# Written exercise
Copy each line that contains the string "JSON".

● ● ● ● ● ● ●

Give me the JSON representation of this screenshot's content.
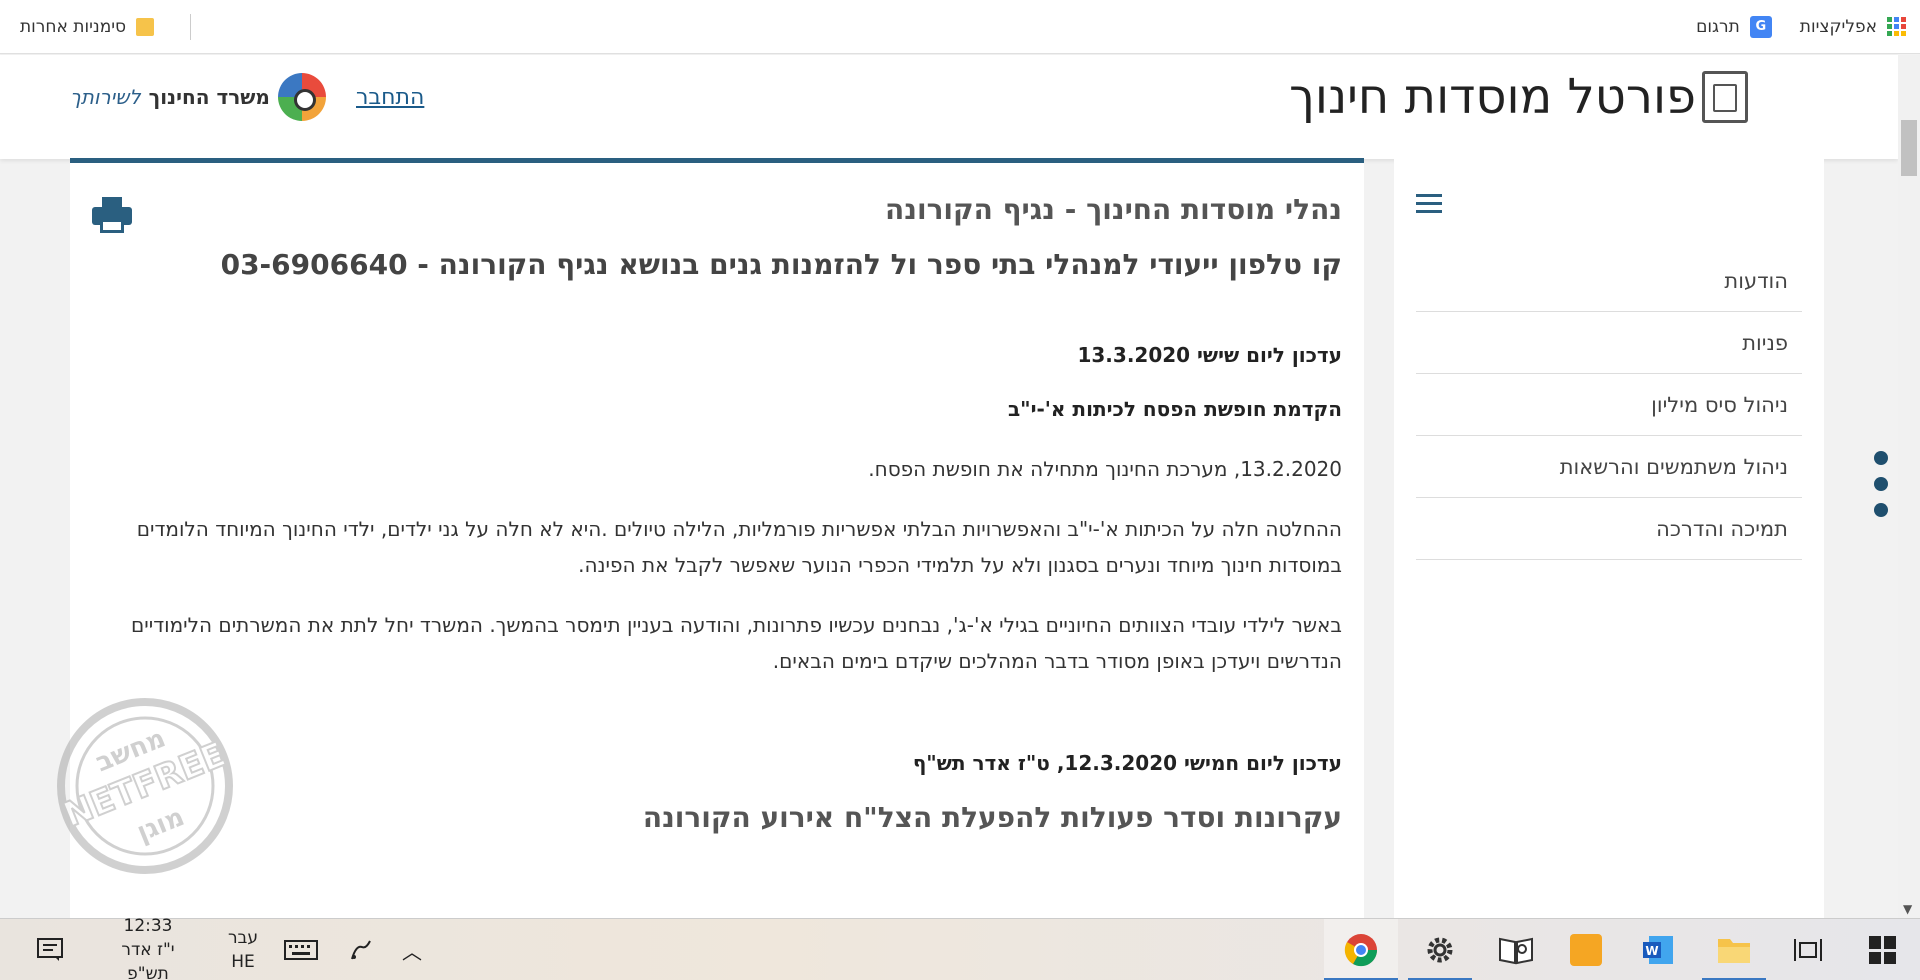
{
  "browser": {
    "bookmarks": {
      "apps_label": "אפליקציות",
      "translate_label": "תרגום",
      "translate_glyph": "G",
      "other_bookmarks": "סימניות אחרות"
    }
  },
  "header": {
    "site_title": "פורטל מוסדות חינוך",
    "login_link": "התחבר",
    "ministry_name": "משרד החינוך",
    "ministry_sub": "לשירותך"
  },
  "sidebar": {
    "menu": [
      {
        "label": "הודעות"
      },
      {
        "label": "פניות"
      },
      {
        "label": "ניהול סיס מיליון"
      },
      {
        "label": "ניהול משתמשים והרשאות"
      },
      {
        "label": "תמיכה והדרכה"
      }
    ]
  },
  "article": {
    "subtitle": "נהלי מוסדות החינוך - נגיף הקורונה",
    "title": "קו טלפון ייעודי למנהלי בתי ספר ול להזמנות גנים בנושא נגיף הקורונה - 03-6906640",
    "update1_heading": "עדכון ליום שישי 13.3.2020",
    "update1_subheading": "הקדמת חופשת הפסח לכיתות א'-י\"ב",
    "para1": "13.2.2020, מערכת החינוך מתחילה את חופשת הפסח.",
    "para2": "ההחלטה חלה על הכיתות א'-י\"ב והאפשרויות הבלתי אפשריות פורמליות, הלילה טיולים .היא לא חלה על גני ילדים, ילדי החינוך המיוחד הלומדים במוסדות חינוך מיוחד ונערים בסגנון ולא על תלמידי הכפרי הנוער שאפשר לקבל את הפינה.",
    "para3": "באשר לילדי עובדי הצוותים החיוניים בגילי א'-ג', נבחנים עכשיו פתרונות, והודעה בעניין תימסר בהמשך. המשרד יחל לתת את המשרתים הלימודיים הנדרשים ויעדכן באופן מסודר בדבר המהלכים שיקדם בימים הבאים.",
    "update2_heading": "עדכון ליום חמישי 12.3.2020, ט\"ז אדר תש\"ף",
    "section_title": "עקרונות וסדר פעולות להפעלת הצל\"ח אירוע הקורונה"
  },
  "watermark": {
    "top": "מחשב",
    "middle": "NETFREE",
    "bottom": "מוגן"
  },
  "taskbar": {
    "time": "12:33",
    "date": "י\"ז אדר תש\"פ",
    "lang_name": "עבר",
    "lang_code": "HE",
    "up_chevron": "︿"
  },
  "colors": {
    "accent": "#2a5f80",
    "link": "#1a5a8a"
  }
}
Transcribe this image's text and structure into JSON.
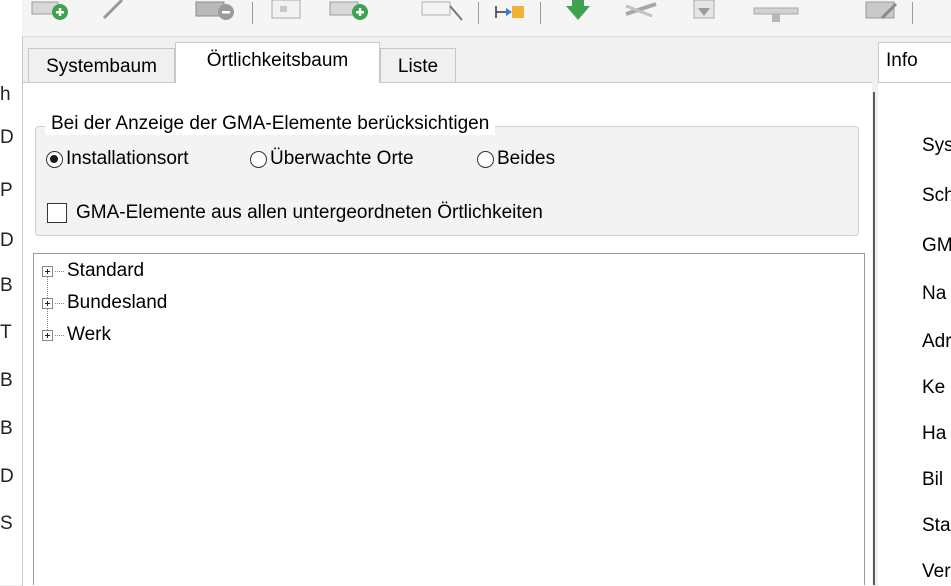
{
  "left_column_fragments": [
    "h",
    "D",
    "P",
    "D",
    "B",
    "T",
    "B",
    "B",
    "D",
    "S"
  ],
  "toolbar": {
    "icons": [
      "add-green-icon",
      "wand-icon",
      "delete-icon",
      "properties-icon",
      "add-green-icon",
      "select-icon",
      "import-icon",
      "move-down-green-icon",
      "transfer-icon",
      "download-icon",
      "network-icon",
      "monitor-icon"
    ]
  },
  "tabs": [
    "Systembaum",
    "Örtlichkeitsbaum",
    "Liste"
  ],
  "active_tab": "Örtlichkeitsbaum",
  "info_tab": "Info",
  "display_group": {
    "legend": "Bei der Anzeige der GMA-Elemente berücksichtigen",
    "radios": [
      {
        "label": "Installationsort",
        "checked": true
      },
      {
        "label": "Überwachte Orte",
        "checked": false
      },
      {
        "label": "Beides",
        "checked": false
      }
    ],
    "checkbox": {
      "label": "GMA-Elemente aus allen untergeordneten Örtlichkeiten",
      "checked": false
    }
  },
  "tree": [
    "Standard",
    "Bundesland",
    "Werk"
  ],
  "info_labels": [
    "Sys",
    "Sch",
    "GM",
    "Na",
    "Adr",
    "Ke",
    "Ha",
    "Bil",
    "Sta",
    "Ver"
  ]
}
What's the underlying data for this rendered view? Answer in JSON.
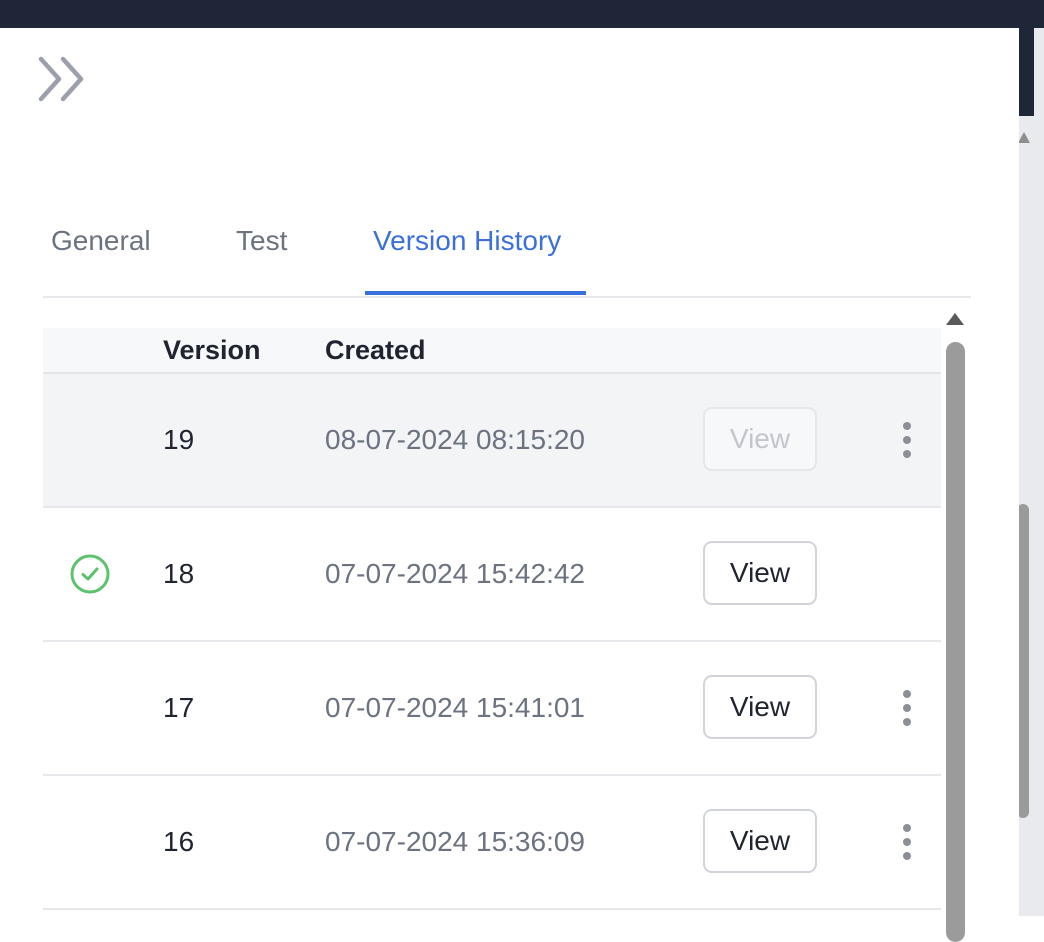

● ● ● ● ● ● ●

# Correct response
Give me the JSON representation of this screenshot's content.
Transcribe this image's text and structure into JSON.
What's the underlying data for this rendered view? Answer in JSON.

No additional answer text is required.